* [Dataset content]

=====

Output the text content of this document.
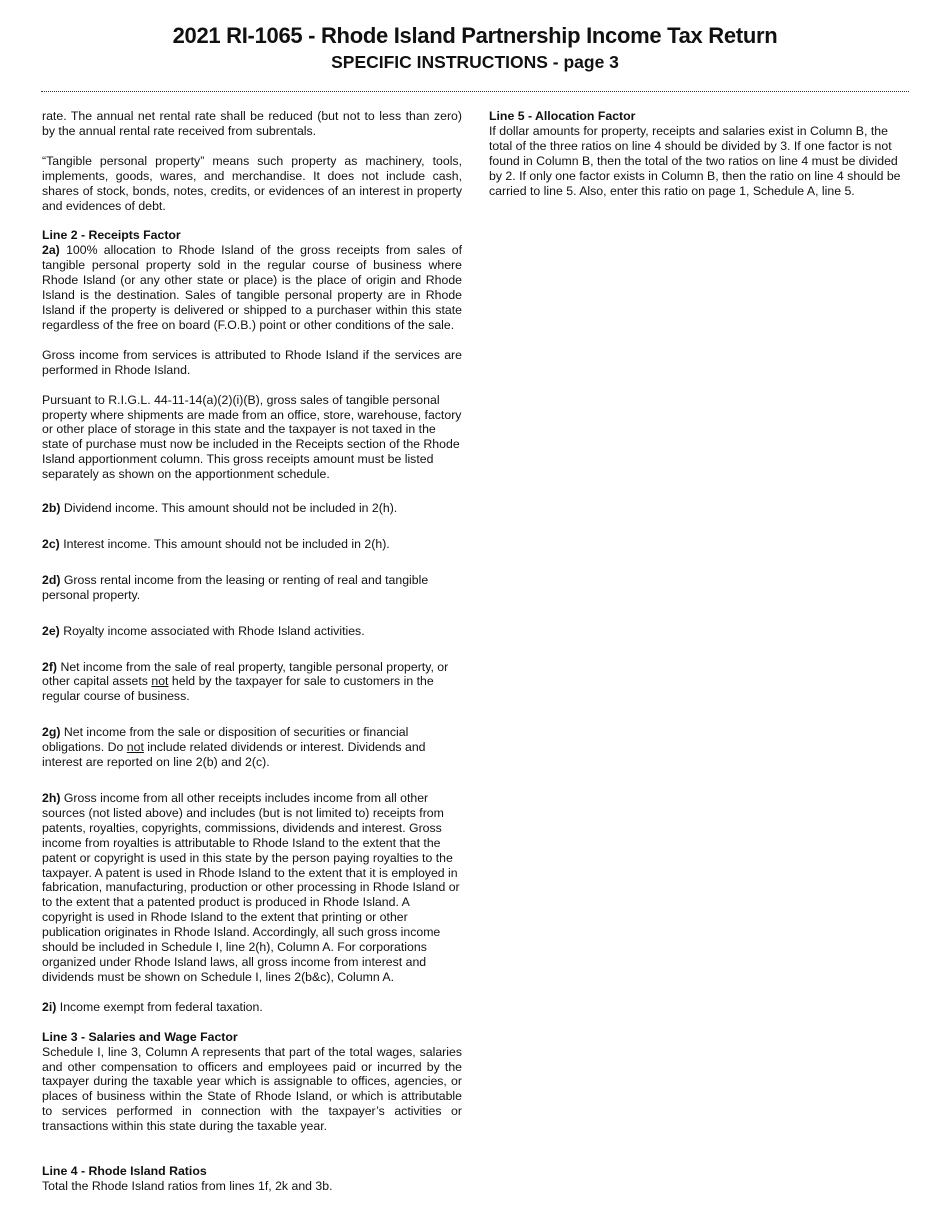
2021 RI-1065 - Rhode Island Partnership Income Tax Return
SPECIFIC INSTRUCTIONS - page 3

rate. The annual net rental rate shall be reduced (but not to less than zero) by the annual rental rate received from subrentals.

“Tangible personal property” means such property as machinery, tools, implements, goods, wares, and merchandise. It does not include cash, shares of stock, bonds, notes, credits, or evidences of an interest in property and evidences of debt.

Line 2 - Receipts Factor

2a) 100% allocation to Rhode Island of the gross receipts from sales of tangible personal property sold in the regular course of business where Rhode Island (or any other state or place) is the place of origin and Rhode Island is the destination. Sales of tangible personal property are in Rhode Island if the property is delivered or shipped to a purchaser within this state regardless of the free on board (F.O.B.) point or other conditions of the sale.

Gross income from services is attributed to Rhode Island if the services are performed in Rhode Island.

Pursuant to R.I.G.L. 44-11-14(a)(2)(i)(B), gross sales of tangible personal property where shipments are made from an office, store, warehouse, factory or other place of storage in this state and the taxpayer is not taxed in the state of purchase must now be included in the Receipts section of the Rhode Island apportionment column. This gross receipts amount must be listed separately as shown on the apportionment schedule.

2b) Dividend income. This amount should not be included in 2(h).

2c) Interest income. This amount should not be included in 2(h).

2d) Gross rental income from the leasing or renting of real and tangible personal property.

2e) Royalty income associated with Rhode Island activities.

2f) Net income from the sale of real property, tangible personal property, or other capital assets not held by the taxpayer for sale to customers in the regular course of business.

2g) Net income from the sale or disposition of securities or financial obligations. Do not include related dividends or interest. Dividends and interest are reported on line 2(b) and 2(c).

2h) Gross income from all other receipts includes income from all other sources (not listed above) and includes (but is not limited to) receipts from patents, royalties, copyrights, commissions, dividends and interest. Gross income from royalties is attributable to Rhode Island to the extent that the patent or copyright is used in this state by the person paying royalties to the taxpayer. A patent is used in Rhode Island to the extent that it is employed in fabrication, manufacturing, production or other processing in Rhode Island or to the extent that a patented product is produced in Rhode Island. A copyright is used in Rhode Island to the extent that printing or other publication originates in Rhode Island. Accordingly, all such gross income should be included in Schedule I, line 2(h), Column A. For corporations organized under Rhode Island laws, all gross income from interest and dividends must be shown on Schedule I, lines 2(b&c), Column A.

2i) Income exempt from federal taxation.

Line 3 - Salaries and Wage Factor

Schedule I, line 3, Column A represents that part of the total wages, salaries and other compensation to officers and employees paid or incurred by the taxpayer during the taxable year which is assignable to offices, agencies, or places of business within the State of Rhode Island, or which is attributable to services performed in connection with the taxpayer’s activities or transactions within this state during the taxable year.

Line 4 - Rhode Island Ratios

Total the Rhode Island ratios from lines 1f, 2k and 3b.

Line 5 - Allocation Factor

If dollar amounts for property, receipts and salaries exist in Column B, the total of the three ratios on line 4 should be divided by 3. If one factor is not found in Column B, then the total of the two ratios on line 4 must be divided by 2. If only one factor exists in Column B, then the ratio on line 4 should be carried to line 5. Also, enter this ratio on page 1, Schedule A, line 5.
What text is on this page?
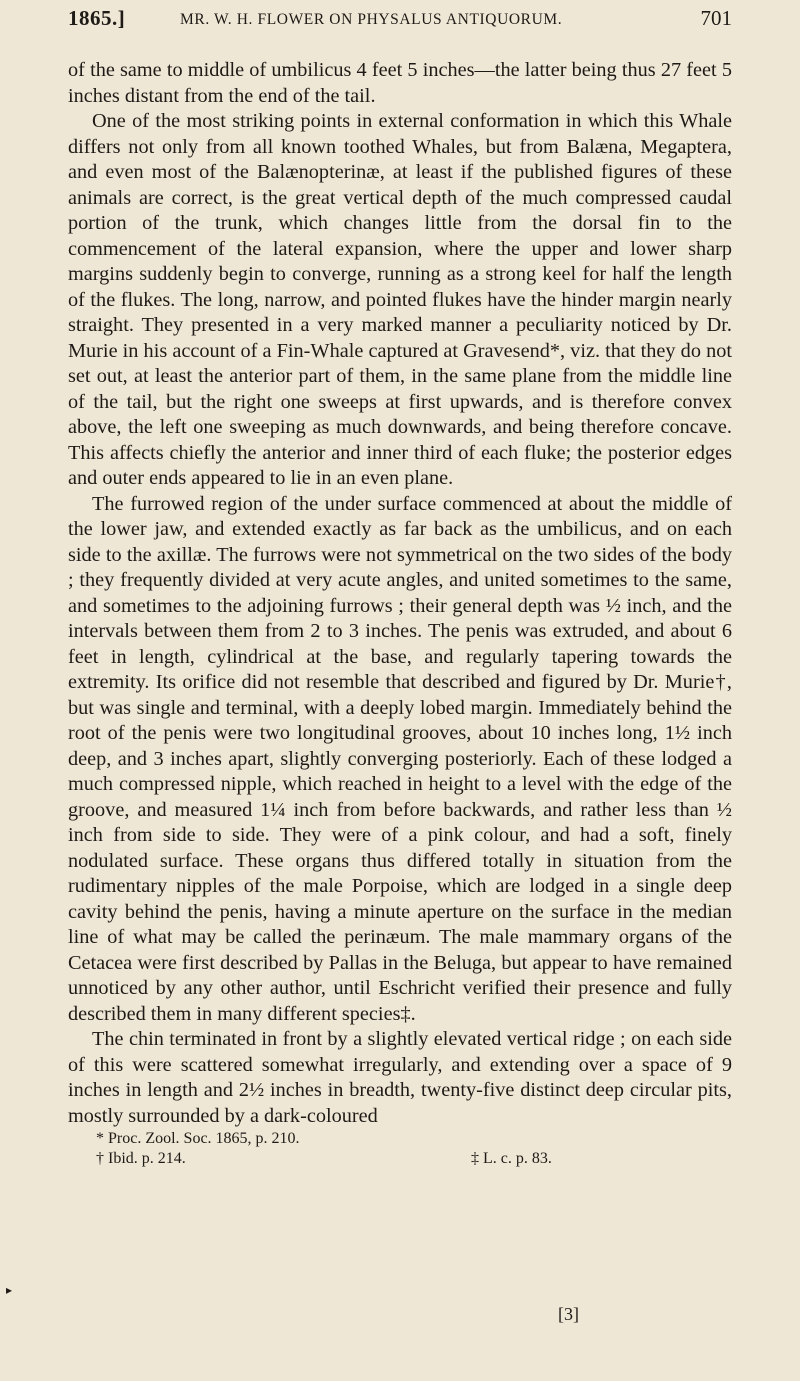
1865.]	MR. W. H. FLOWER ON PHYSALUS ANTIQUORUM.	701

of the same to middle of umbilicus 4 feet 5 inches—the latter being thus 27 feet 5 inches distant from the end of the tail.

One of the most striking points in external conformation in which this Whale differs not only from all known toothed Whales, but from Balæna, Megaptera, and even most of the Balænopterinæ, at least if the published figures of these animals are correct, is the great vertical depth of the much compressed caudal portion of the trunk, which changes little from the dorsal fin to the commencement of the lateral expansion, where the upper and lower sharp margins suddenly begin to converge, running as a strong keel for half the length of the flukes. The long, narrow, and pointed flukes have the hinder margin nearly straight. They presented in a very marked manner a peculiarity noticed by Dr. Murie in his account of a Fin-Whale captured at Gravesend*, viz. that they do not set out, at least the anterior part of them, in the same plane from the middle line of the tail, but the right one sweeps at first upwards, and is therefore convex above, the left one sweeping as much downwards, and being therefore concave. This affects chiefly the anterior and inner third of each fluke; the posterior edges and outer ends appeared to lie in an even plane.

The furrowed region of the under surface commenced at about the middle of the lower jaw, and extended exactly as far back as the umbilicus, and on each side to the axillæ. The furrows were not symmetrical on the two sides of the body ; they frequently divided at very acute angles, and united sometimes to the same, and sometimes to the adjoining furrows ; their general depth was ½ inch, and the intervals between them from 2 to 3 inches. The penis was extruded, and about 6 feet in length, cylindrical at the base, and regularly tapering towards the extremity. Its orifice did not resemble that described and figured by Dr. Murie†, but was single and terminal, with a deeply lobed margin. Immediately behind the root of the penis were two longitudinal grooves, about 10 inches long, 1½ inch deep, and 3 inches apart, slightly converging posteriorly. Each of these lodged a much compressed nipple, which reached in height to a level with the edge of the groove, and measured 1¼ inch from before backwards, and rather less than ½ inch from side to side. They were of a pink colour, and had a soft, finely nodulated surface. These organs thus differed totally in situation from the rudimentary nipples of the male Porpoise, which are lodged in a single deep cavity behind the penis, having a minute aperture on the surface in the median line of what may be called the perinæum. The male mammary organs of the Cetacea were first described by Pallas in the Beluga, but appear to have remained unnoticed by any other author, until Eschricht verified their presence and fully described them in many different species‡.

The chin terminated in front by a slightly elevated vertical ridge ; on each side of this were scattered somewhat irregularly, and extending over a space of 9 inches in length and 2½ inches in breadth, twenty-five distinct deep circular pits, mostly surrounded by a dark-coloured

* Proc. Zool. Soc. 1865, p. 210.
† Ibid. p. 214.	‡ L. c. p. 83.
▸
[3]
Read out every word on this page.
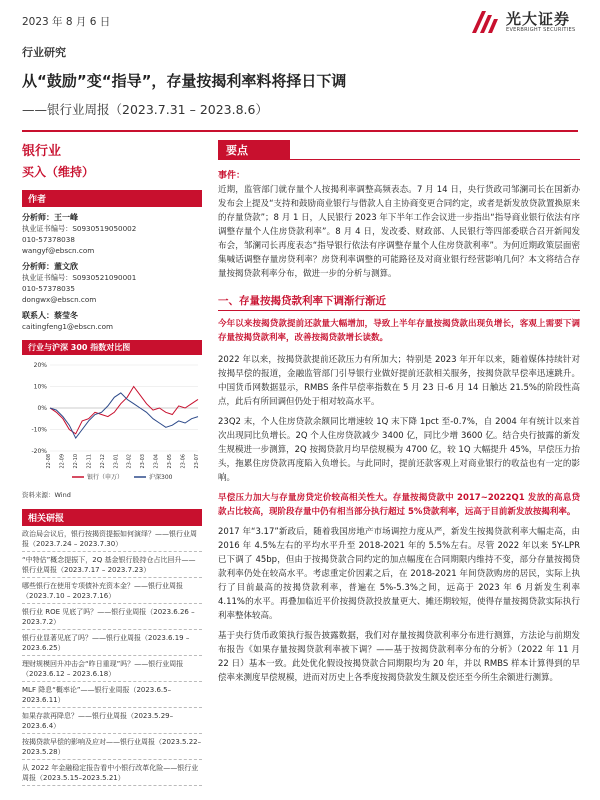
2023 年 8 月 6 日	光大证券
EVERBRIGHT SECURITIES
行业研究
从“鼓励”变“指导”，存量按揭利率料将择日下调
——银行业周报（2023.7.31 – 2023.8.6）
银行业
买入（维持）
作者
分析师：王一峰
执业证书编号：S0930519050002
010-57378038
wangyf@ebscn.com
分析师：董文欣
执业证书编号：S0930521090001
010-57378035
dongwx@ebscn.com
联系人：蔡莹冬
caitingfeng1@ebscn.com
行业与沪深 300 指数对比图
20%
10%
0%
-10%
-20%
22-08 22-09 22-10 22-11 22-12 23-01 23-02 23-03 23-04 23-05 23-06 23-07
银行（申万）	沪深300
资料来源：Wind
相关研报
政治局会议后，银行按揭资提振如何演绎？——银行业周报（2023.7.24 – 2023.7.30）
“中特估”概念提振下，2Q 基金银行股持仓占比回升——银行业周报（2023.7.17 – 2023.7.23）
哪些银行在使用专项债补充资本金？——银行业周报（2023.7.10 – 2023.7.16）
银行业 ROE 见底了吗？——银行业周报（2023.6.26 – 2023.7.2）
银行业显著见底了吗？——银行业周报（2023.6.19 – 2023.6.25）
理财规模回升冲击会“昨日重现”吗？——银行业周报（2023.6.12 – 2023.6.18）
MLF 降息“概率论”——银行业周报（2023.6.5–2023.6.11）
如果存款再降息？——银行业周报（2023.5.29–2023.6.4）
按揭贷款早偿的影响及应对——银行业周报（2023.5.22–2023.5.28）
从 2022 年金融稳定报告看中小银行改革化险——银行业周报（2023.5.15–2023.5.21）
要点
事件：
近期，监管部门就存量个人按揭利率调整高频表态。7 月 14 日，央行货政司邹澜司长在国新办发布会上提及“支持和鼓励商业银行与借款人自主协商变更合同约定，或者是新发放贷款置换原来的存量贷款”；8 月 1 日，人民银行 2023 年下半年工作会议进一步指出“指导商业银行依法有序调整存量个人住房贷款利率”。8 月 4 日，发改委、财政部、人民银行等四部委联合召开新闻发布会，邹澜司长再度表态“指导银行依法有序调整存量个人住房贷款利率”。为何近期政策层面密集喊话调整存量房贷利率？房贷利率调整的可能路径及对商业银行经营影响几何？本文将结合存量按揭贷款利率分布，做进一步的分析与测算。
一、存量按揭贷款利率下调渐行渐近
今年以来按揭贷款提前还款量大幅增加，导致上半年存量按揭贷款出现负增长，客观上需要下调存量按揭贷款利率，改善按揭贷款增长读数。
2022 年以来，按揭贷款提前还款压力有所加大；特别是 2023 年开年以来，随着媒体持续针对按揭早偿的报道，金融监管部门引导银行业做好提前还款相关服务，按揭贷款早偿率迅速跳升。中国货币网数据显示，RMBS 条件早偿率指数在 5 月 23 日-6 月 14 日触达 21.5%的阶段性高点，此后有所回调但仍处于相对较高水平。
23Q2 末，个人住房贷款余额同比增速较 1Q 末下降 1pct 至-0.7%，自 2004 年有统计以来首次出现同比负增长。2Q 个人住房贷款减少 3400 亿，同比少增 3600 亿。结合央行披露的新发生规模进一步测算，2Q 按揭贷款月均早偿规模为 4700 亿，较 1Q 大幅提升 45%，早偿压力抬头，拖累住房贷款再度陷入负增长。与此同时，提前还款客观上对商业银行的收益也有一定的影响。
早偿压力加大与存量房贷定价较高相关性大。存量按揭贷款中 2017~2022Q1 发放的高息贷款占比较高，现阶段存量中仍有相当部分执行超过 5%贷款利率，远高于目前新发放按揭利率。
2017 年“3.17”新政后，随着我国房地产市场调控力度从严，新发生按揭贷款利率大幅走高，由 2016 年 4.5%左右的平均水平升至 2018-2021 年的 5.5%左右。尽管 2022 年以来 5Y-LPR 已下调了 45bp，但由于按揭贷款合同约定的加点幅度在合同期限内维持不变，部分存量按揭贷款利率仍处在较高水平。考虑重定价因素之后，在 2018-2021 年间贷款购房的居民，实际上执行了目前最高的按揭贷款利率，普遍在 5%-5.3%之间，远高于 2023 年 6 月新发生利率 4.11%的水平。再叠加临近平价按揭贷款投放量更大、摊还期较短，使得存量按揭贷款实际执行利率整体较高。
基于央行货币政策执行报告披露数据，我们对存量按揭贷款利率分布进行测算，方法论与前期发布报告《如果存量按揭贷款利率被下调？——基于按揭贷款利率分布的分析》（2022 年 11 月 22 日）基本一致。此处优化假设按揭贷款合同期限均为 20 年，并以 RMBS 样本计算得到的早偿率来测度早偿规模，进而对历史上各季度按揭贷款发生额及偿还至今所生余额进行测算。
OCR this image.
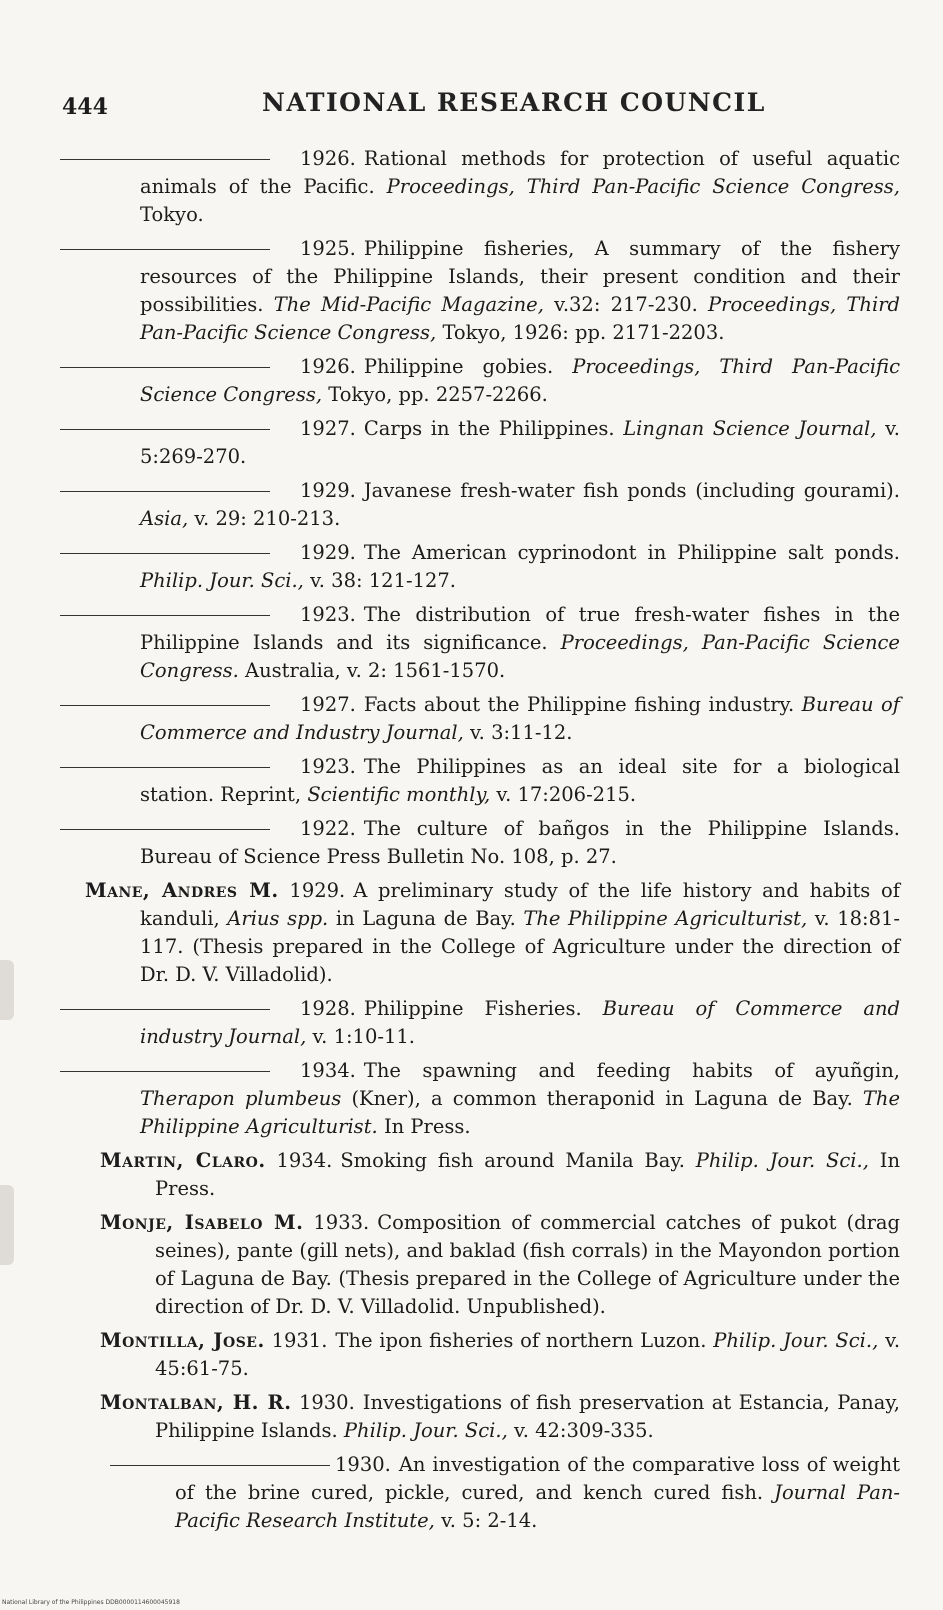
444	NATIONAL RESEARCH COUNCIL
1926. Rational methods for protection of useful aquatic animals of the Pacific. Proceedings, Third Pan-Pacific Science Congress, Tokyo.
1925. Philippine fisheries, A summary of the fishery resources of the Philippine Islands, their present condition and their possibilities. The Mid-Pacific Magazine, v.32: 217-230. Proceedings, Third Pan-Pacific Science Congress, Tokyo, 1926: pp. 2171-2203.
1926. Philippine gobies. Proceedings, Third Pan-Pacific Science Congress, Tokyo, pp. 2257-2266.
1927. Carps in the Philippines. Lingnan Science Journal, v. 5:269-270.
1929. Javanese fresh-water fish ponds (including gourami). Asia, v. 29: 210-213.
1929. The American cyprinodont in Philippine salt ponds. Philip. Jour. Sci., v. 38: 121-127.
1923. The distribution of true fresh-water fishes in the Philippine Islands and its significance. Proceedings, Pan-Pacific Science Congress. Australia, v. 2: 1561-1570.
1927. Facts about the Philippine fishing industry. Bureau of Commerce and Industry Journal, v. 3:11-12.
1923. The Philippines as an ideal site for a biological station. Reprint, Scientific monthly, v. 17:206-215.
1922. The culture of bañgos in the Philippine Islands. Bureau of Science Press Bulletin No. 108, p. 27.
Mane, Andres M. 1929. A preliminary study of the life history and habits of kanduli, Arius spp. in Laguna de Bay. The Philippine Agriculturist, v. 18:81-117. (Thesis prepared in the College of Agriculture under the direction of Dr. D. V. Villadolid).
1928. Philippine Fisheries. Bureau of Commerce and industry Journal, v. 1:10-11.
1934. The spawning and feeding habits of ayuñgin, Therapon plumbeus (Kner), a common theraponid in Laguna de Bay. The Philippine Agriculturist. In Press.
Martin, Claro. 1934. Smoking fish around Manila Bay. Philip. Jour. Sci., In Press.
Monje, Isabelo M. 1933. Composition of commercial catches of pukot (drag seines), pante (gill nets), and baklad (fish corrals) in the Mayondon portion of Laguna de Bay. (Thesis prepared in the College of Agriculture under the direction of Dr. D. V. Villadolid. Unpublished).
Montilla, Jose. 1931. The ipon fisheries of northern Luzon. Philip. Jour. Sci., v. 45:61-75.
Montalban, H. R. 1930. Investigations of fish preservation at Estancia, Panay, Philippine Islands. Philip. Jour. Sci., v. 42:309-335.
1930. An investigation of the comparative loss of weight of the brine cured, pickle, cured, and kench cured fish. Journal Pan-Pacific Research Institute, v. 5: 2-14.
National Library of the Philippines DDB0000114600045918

=====

* [What the exercise asks] Find each line in the records holding the string "activities" and show it.

* [Output]
2e) Royalty income associated with Rhode Island activities.
Schedule I, line 3, Column A represents that part of the total wages, salaries and other compensation to officers and employees paid or incurred by the taxpayer during the taxable year which is assignable to offices, agencies, or places of business within the State of Rhode Island, or which is attributable to services performed in connection with the taxpayer’s activities or transactions within this state during the taxable year.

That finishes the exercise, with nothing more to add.